__What is asked__.
From the listing that follows, output everything exactly except the pictures.

__Given entries__.
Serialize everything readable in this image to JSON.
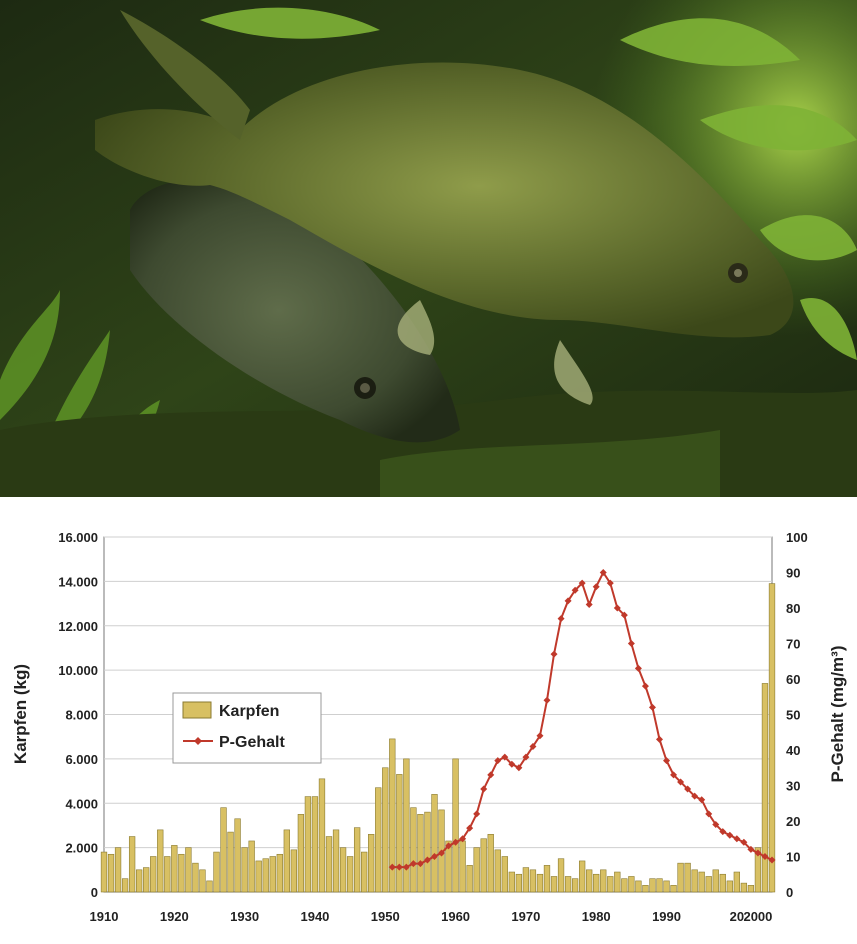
{
  "photo": {
    "subject": "two-carp-underwater-photo"
  },
  "chart_data": {
    "type": "bar+line",
    "title": "",
    "xlabel": "",
    "ylabel_left": "Karpfen (kg)",
    "ylabel_right": "P-Gehalt (mg/m³)",
    "ylim_left": [
      0,
      16000
    ],
    "ylim_right": [
      0,
      100
    ],
    "xlim": [
      1910,
      2005
    ],
    "yticks_left": [
      "0",
      "2.000",
      "4.000",
      "6.000",
      "8.000",
      "10.000",
      "12.000",
      "14.000",
      "16.000"
    ],
    "yticks_right": [
      "0",
      "10",
      "20",
      "30",
      "40",
      "50",
      "60",
      "70",
      "80",
      "90",
      "100"
    ],
    "xticks": [
      "1910",
      "1920",
      "1930",
      "1940",
      "1950",
      "1960",
      "1970",
      "1980",
      "1990",
      "20",
      "2000"
    ],
    "grid": true,
    "legend_placement": "middle-left",
    "bar_color": "#d8c063",
    "line_color": "#c0392b",
    "series": [
      {
        "name": "Karpfen",
        "kind": "bar",
        "axis": "left",
        "x": [
          1910,
          1911,
          1912,
          1913,
          1914,
          1915,
          1916,
          1917,
          1918,
          1919,
          1920,
          1921,
          1922,
          1923,
          1924,
          1925,
          1926,
          1927,
          1928,
          1929,
          1930,
          1931,
          1932,
          1933,
          1934,
          1935,
          1936,
          1937,
          1938,
          1939,
          1940,
          1941,
          1942,
          1943,
          1944,
          1945,
          1946,
          1947,
          1948,
          1949,
          1950,
          1951,
          1952,
          1953,
          1954,
          1955,
          1956,
          1957,
          1958,
          1959,
          1960,
          1961,
          1962,
          1963,
          1964,
          1965,
          1966,
          1967,
          1968,
          1969,
          1970,
          1971,
          1972,
          1973,
          1974,
          1975,
          1976,
          1977,
          1978,
          1979,
          1980,
          1981,
          1982,
          1983,
          1984,
          1985,
          1986,
          1987,
          1988,
          1989,
          1990,
          1991,
          1992,
          1993,
          1994,
          1995,
          1996,
          1997,
          1998,
          1999,
          2000,
          2001,
          2002,
          2003,
          2004,
          2005
        ],
        "values": [
          1800,
          1700,
          2000,
          600,
          2500,
          1000,
          1100,
          1600,
          2800,
          1600,
          2100,
          1700,
          2000,
          1300,
          1000,
          500,
          1800,
          3800,
          2700,
          3300,
          2000,
          2300,
          1400,
          1500,
          1600,
          1700,
          2800,
          1900,
          3500,
          4300,
          4300,
          5100,
          2500,
          2800,
          2000,
          1600,
          2900,
          1800,
          2600,
          4700,
          5600,
          6900,
          5300,
          6000,
          3800,
          3500,
          3600,
          4400,
          3700,
          2300,
          6000,
          2300,
          1200,
          2000,
          2400,
          2600,
          1900,
          1600,
          900,
          800,
          1100,
          1000,
          800,
          1200,
          700,
          1500,
          700,
          600,
          1400,
          1000,
          800,
          1000,
          700,
          900,
          600,
          700,
          500,
          300,
          600,
          600,
          500,
          300,
          1300,
          1300,
          1000,
          900,
          700,
          1000,
          800,
          500,
          900,
          400,
          300,
          2000,
          9400,
          13900
        ]
      },
      {
        "name": "P-Gehalt",
        "kind": "line",
        "axis": "right",
        "x": [
          1951,
          1952,
          1953,
          1954,
          1955,
          1956,
          1957,
          1958,
          1959,
          1960,
          1961,
          1962,
          1963,
          1964,
          1965,
          1966,
          1967,
          1968,
          1969,
          1970,
          1971,
          1972,
          1973,
          1974,
          1975,
          1976,
          1977,
          1978,
          1979,
          1980,
          1981,
          1982,
          1983,
          1984,
          1985,
          1986,
          1987,
          1988,
          1989,
          1990,
          1991,
          1992,
          1993,
          1994,
          1995,
          1996,
          1997,
          1998,
          1999,
          2000,
          2001,
          2002,
          2003,
          2004,
          2005
        ],
        "values": [
          7,
          7,
          7,
          8,
          8,
          9,
          10,
          11,
          13,
          14,
          15,
          18,
          22,
          29,
          33,
          37,
          38,
          36,
          35,
          38,
          41,
          44,
          54,
          67,
          77,
          82,
          85,
          87,
          81,
          86,
          90,
          87,
          80,
          78,
          70,
          63,
          58,
          52,
          43,
          37,
          33,
          31,
          29,
          27,
          26,
          22,
          19,
          17,
          16,
          15,
          14,
          12,
          11,
          10,
          9
        ]
      }
    ]
  }
}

__Correct response__.
Serialize everything readable in this image to JSON.
{
  "photo": {
    "subject": "two-carp-underwater-photo"
  },
  "chart_data": {
    "type": "bar+line",
    "title": "",
    "xlabel": "",
    "ylabel_left": "Karpfen (kg)",
    "ylabel_right": "P-Gehalt (mg/m³)",
    "ylim_left": [
      0,
      16000
    ],
    "ylim_right": [
      0,
      100
    ],
    "xlim": [
      1910,
      2005
    ],
    "yticks_left": [
      "0",
      "2.000",
      "4.000",
      "6.000",
      "8.000",
      "10.000",
      "12.000",
      "14.000",
      "16.000"
    ],
    "yticks_right": [
      "0",
      "10",
      "20",
      "30",
      "40",
      "50",
      "60",
      "70",
      "80",
      "90",
      "100"
    ],
    "xticks": [
      "1910",
      "1920",
      "1930",
      "1940",
      "1950",
      "1960",
      "1970",
      "1980",
      "1990",
      "20",
      "2000"
    ],
    "grid": true,
    "legend_placement": "middle-left",
    "bar_color": "#d8c063",
    "line_color": "#c0392b",
    "series": [
      {
        "name": "Karpfen",
        "kind": "bar",
        "axis": "left",
        "x": [
          1910,
          1911,
          1912,
          1913,
          1914,
          1915,
          1916,
          1917,
          1918,
          1919,
          1920,
          1921,
          1922,
          1923,
          1924,
          1925,
          1926,
          1927,
          1928,
          1929,
          1930,
          1931,
          1932,
          1933,
          1934,
          1935,
          1936,
          1937,
          1938,
          1939,
          1940,
          1941,
          1942,
          1943,
          1944,
          1945,
          1946,
          1947,
          1948,
          1949,
          1950,
          1951,
          1952,
          1953,
          1954,
          1955,
          1956,
          1957,
          1958,
          1959,
          1960,
          1961,
          1962,
          1963,
          1964,
          1965,
          1966,
          1967,
          1968,
          1969,
          1970,
          1971,
          1972,
          1973,
          1974,
          1975,
          1976,
          1977,
          1978,
          1979,
          1980,
          1981,
          1982,
          1983,
          1984,
          1985,
          1986,
          1987,
          1988,
          1989,
          1990,
          1991,
          1992,
          1993,
          1994,
          1995,
          1996,
          1997,
          1998,
          1999,
          2000,
          2001,
          2002,
          2003,
          2004,
          2005
        ],
        "values": [
          1800,
          1700,
          2000,
          600,
          2500,
          1000,
          1100,
          1600,
          2800,
          1600,
          2100,
          1700,
          2000,
          1300,
          1000,
          500,
          1800,
          3800,
          2700,
          3300,
          2000,
          2300,
          1400,
          1500,
          1600,
          1700,
          2800,
          1900,
          3500,
          4300,
          4300,
          5100,
          2500,
          2800,
          2000,
          1600,
          2900,
          1800,
          2600,
          4700,
          5600,
          6900,
          5300,
          6000,
          3800,
          3500,
          3600,
          4400,
          3700,
          2300,
          6000,
          2300,
          1200,
          2000,
          2400,
          2600,
          1900,
          1600,
          900,
          800,
          1100,
          1000,
          800,
          1200,
          700,
          1500,
          700,
          600,
          1400,
          1000,
          800,
          1000,
          700,
          900,
          600,
          700,
          500,
          300,
          600,
          600,
          500,
          300,
          1300,
          1300,
          1000,
          900,
          700,
          1000,
          800,
          500,
          900,
          400,
          300,
          2000,
          9400,
          13900
        ]
      },
      {
        "name": "P-Gehalt",
        "kind": "line",
        "axis": "right",
        "x": [
          1951,
          1952,
          1953,
          1954,
          1955,
          1956,
          1957,
          1958,
          1959,
          1960,
          1961,
          1962,
          1963,
          1964,
          1965,
          1966,
          1967,
          1968,
          1969,
          1970,
          1971,
          1972,
          1973,
          1974,
          1975,
          1976,
          1977,
          1978,
          1979,
          1980,
          1981,
          1982,
          1983,
          1984,
          1985,
          1986,
          1987,
          1988,
          1989,
          1990,
          1991,
          1992,
          1993,
          1994,
          1995,
          1996,
          1997,
          1998,
          1999,
          2000,
          2001,
          2002,
          2003,
          2004,
          2005
        ],
        "values": [
          7,
          7,
          7,
          8,
          8,
          9,
          10,
          11,
          13,
          14,
          15,
          18,
          22,
          29,
          33,
          37,
          38,
          36,
          35,
          38,
          41,
          44,
          54,
          67,
          77,
          82,
          85,
          87,
          81,
          86,
          90,
          87,
          80,
          78,
          70,
          63,
          58,
          52,
          43,
          37,
          33,
          31,
          29,
          27,
          26,
          22,
          19,
          17,
          16,
          15,
          14,
          12,
          11,
          10,
          9
        ]
      }
    ]
  }
}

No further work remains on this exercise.